▸ **EXERCISE INPUTS**
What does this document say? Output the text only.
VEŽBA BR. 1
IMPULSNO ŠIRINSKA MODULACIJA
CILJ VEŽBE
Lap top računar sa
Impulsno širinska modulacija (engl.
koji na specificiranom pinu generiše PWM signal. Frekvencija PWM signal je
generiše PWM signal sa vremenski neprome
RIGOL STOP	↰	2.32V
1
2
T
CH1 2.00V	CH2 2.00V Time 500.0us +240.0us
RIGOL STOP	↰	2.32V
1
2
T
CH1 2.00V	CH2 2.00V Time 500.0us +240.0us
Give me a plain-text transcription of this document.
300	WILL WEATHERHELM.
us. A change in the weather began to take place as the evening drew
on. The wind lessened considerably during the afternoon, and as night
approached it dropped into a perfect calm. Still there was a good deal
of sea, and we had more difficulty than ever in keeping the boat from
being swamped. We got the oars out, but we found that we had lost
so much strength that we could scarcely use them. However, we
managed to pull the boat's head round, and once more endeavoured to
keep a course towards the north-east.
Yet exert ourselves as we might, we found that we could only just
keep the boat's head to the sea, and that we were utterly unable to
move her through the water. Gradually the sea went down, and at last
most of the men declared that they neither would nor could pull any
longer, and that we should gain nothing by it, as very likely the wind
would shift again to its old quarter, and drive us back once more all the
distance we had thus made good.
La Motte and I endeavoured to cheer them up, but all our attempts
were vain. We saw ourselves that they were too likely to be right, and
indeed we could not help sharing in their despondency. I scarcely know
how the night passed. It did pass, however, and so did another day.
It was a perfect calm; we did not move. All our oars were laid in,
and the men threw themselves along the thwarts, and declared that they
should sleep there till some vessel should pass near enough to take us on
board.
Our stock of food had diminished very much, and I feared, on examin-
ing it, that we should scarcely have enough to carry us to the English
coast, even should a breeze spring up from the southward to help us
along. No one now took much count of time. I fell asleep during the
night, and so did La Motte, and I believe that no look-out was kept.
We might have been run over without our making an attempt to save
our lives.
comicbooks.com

▸ **JOB**
Retype every entry above, word for word.

▸ **RESULT BELOW**
What does this document say? Output the text only.
VEŽBA BR. 1
IMPULSNO ŠIRINSKA MODULACIJA
CILJ VEŽBE
Lap top računar sa
Impulsno širinska modulacija (engl.
koji na specificiranom pinu generiše PWM signal. Frekvencija PWM signal je
generiše PWM signal sa vremenski neprome
RIGOL STOP	↰	2.32V
1
2
T
CH1 2.00V	CH2 2.00V Time 500.0us +240.0us
RIGOL STOP	↰	2.32V
1
2
T
CH1 2.00V	CH2 2.00V Time 500.0us +240.0us
Give me a plain-text transcription of this document.
300	WILL WEATHERHELM.
us. A change in the weather began to take place as the evening drew
on. The wind lessened considerably during the afternoon, and as night
approached it dropped into a perfect calm. Still there was a good deal
of sea, and we had more difficulty than ever in keeping the boat from
being swamped. We got the oars out, but we found that we had lost
so much strength that we could scarcely use them. However, we
managed to pull the boat's head round, and once more endeavoured to
keep a course towards the north-east.
Yet exert ourselves as we might, we found that we could only just
keep the boat's head to the sea, and that we were utterly unable to
move her through the water. Gradually the sea went down, and at last
most of the men declared that they neither would nor could pull any
longer, and that we should gain nothing by it, as very likely the wind
would shift again to its old quarter, and drive us back once more all the
distance we had thus made good.
La Motte and I endeavoured to cheer them up, but all our attempts
were vain. We saw ourselves that they were too likely to be right, and
indeed we could not help sharing in their despondency. I scarcely know
how the night passed. It did pass, however, and so did another day.
It was a perfect calm; we did not move. All our oars were laid in,
and the men threw themselves along the thwarts, and declared that they
should sleep there till some vessel should pass near enough to take us on
board.
Our stock of food had diminished very much, and I feared, on examin-
ing it, that we should scarcely have enough to carry us to the English
coast, even should a breeze spring up from the southward to help us
along. No one now took much count of time. I fell asleep during the
night, and so did La Motte, and I believe that no look-out was kept.
We might have been run over without our making an attempt to save
our lives.
comicbooks.com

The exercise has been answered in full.